Below are records. Copy every line with "Federation" in it.

▶ [Material for this task]:
▼

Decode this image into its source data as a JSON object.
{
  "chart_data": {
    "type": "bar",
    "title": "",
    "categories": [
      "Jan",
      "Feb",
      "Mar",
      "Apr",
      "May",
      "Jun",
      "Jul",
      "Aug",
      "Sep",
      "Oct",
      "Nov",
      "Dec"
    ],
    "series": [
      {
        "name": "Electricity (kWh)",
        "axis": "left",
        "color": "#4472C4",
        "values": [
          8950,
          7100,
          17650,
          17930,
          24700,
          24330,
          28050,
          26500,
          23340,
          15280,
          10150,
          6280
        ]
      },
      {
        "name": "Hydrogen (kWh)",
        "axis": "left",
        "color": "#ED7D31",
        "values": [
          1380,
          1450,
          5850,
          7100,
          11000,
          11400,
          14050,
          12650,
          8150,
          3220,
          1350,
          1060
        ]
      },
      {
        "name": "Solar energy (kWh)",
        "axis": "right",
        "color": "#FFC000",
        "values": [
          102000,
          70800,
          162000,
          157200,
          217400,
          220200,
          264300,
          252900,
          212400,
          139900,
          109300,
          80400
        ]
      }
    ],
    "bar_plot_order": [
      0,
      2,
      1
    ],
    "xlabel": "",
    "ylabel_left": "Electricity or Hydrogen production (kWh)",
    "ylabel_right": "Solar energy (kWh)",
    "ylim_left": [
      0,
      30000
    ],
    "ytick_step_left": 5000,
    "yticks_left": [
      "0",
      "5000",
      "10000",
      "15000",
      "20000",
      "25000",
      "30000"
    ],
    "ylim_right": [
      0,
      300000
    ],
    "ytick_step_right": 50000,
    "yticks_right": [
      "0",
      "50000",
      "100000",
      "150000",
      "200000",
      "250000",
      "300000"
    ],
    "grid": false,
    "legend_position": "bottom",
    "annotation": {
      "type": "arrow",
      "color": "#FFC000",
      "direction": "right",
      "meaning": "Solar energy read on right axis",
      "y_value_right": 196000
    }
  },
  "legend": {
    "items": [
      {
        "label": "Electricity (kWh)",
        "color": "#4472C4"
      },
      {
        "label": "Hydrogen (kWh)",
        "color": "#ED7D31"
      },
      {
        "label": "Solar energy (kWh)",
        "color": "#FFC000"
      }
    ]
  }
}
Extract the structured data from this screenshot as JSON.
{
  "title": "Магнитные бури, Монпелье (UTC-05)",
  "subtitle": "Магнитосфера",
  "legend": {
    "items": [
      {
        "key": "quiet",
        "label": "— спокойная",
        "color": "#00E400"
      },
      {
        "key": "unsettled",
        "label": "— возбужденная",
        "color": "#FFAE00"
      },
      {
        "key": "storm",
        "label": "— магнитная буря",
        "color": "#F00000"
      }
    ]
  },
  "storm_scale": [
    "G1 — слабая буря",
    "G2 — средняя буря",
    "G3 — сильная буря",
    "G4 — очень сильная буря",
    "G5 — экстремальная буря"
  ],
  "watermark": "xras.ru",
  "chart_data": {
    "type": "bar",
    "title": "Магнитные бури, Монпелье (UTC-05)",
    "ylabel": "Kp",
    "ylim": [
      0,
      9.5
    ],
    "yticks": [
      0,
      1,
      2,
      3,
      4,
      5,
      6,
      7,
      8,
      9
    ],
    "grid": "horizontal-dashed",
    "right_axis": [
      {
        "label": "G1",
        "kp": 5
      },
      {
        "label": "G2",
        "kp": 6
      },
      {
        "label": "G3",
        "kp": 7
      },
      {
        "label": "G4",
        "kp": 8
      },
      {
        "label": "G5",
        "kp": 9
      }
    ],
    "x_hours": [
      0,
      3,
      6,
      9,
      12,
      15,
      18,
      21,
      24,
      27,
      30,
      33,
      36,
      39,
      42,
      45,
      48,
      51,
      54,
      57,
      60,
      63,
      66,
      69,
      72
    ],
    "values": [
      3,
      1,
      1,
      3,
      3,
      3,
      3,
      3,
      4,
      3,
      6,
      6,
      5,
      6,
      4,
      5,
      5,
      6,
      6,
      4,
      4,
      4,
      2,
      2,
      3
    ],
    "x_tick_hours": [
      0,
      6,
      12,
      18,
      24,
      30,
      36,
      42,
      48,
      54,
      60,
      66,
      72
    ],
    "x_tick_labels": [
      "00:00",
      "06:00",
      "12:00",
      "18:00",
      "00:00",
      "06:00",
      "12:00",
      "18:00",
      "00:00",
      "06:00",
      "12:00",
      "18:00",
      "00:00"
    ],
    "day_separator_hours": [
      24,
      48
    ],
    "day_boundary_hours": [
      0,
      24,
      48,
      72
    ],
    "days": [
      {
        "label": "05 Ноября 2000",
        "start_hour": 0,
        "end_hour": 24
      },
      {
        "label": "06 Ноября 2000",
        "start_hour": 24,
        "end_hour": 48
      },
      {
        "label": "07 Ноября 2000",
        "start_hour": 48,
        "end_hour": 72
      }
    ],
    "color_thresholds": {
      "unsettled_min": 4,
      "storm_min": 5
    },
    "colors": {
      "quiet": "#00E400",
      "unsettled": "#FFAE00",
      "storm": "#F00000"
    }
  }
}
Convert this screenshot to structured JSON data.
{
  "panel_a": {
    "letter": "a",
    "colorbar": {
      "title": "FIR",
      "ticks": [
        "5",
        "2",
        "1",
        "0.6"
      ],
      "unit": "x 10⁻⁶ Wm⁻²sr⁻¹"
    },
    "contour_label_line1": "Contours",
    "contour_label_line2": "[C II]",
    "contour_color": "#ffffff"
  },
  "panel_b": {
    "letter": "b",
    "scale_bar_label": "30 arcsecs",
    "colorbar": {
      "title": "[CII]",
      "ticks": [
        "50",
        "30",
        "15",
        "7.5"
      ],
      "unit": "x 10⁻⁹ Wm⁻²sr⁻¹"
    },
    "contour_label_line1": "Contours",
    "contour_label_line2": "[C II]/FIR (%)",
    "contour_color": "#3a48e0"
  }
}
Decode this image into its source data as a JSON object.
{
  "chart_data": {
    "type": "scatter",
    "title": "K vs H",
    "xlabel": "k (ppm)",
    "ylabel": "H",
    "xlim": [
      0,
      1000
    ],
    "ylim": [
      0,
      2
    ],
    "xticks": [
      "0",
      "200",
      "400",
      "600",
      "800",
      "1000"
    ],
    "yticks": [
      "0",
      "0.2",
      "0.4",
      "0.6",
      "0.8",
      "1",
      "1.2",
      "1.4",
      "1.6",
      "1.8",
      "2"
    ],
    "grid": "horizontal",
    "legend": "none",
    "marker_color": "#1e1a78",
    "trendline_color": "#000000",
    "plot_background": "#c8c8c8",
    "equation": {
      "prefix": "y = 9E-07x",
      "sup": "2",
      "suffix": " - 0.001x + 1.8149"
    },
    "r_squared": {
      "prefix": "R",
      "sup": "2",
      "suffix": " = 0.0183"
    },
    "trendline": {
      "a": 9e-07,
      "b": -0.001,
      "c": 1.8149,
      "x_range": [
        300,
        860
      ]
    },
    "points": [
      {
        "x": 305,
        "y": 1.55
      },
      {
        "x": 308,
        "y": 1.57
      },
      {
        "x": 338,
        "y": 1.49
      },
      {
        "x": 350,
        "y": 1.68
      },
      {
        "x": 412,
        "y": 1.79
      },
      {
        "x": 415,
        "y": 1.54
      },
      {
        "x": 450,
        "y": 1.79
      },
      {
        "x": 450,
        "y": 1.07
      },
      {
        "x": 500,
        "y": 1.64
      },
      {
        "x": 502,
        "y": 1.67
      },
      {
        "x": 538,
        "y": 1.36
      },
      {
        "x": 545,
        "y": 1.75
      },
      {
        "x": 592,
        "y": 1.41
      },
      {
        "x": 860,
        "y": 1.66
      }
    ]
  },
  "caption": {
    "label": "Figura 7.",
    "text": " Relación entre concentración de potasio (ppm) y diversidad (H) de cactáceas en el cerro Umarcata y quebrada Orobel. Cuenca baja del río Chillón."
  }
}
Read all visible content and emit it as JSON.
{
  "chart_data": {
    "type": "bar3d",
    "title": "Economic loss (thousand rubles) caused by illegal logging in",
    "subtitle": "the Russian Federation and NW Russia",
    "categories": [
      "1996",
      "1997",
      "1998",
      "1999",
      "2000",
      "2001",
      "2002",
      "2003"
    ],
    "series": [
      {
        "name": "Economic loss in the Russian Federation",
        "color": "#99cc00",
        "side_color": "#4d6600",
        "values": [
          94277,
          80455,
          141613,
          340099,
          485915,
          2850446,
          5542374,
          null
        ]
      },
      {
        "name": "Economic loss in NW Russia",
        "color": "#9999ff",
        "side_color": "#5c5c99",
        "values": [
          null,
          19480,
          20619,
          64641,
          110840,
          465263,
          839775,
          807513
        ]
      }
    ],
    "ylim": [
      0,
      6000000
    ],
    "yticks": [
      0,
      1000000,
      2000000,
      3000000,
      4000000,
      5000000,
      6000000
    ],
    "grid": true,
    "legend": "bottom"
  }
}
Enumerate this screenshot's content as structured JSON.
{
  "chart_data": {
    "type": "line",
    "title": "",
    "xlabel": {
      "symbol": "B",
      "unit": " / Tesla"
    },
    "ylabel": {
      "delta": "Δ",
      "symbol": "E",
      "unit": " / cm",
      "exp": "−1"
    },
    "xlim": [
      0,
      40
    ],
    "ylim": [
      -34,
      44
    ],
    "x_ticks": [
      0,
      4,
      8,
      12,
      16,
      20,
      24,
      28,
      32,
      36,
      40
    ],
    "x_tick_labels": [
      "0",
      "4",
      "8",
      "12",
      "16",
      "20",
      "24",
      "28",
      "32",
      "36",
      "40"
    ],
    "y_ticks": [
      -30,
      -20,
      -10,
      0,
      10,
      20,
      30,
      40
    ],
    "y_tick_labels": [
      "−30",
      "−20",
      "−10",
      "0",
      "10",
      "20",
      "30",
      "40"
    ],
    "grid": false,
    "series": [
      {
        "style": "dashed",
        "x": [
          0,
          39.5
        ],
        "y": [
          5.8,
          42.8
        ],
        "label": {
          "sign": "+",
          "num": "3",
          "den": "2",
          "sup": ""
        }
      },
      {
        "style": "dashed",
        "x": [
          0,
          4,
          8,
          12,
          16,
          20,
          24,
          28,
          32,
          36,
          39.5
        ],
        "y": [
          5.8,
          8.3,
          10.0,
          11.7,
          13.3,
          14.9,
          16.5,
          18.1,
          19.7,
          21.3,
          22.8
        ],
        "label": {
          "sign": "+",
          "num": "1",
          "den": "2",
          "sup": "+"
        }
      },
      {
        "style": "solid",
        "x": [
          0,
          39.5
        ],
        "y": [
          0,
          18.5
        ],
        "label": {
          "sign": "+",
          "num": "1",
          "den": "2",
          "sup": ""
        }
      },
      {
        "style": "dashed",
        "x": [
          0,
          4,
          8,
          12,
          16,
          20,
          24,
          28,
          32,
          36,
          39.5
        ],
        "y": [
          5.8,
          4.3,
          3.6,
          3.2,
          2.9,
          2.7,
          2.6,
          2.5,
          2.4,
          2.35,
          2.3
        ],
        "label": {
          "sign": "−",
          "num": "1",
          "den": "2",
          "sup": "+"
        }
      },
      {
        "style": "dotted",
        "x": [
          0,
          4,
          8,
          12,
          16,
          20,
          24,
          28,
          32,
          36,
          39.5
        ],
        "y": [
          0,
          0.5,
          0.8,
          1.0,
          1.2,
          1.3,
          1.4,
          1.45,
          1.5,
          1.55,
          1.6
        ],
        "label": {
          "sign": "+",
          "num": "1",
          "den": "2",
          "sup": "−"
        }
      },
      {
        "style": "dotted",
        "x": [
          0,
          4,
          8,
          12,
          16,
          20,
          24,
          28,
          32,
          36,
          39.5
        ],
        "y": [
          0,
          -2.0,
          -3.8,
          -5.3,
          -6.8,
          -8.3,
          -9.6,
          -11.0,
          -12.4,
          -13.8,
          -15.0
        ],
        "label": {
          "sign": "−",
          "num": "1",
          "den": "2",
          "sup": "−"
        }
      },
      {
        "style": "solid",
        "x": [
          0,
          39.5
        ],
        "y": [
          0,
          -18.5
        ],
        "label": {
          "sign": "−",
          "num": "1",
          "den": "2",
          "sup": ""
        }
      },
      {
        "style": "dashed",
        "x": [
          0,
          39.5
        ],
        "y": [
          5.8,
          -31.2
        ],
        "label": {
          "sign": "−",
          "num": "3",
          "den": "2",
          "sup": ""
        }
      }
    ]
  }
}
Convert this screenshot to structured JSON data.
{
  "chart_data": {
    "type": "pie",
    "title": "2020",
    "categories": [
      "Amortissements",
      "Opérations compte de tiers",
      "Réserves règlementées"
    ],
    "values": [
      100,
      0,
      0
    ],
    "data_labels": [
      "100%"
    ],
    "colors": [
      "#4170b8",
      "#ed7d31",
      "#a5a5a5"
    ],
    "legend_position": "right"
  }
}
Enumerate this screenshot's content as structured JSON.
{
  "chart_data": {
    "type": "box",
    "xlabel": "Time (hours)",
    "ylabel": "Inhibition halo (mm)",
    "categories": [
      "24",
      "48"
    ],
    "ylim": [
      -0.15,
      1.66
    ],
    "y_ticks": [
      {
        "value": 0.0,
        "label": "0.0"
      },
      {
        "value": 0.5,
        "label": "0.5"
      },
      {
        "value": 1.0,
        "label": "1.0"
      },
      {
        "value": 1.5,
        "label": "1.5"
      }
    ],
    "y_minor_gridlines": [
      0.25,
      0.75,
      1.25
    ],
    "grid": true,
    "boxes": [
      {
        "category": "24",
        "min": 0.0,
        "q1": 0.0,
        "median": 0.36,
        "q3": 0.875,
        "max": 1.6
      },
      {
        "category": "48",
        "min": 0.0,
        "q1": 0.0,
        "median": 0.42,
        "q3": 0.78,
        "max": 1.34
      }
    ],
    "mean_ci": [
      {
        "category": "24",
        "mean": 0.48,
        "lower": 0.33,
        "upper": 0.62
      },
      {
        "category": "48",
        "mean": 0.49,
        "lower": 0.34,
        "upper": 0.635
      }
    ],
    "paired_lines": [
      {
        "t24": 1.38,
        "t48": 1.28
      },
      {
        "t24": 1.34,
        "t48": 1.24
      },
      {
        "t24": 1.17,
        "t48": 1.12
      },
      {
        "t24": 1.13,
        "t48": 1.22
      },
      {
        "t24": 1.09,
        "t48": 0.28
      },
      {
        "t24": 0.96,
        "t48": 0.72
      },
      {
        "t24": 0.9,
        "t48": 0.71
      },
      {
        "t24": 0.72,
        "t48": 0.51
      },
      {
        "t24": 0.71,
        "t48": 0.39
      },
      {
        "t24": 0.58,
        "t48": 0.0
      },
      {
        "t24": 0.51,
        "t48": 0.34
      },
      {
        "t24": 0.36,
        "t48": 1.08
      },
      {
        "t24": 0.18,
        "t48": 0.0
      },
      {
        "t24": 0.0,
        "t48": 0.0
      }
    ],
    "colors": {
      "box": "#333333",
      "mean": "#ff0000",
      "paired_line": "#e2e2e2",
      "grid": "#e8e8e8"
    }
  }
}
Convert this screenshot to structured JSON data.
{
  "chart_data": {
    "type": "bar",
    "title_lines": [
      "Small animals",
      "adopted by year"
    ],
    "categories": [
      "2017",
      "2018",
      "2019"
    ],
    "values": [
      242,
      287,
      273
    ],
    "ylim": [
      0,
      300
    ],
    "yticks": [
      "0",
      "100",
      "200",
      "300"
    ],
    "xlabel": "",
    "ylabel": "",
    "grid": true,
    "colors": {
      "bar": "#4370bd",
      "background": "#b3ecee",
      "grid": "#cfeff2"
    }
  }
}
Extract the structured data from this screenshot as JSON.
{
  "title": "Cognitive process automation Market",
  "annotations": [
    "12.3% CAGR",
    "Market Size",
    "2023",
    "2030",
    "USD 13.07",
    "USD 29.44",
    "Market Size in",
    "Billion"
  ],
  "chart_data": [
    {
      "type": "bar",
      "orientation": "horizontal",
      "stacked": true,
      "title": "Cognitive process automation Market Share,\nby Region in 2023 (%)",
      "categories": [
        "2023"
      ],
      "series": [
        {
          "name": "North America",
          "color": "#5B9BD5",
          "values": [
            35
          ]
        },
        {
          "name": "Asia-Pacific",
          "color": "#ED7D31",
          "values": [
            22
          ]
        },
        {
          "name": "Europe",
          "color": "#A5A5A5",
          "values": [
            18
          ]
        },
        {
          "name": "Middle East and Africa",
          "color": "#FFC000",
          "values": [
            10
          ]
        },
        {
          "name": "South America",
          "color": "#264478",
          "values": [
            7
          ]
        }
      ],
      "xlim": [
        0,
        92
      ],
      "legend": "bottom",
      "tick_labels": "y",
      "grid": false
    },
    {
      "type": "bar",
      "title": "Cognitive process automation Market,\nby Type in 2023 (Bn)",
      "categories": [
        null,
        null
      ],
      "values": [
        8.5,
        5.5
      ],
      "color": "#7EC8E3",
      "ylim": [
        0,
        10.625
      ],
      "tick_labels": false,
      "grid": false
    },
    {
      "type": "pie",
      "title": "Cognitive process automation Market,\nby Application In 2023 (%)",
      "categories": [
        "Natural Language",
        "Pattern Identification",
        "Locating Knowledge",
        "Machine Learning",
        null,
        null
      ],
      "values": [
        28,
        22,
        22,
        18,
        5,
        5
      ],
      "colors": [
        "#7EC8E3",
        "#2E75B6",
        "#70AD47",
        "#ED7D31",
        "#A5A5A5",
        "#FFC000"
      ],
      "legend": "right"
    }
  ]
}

▲

▶ [Solution below]:
    "subtitle": "the Russian Federation and NW Russia",
        "name": "Economic loss in the Russian Federation",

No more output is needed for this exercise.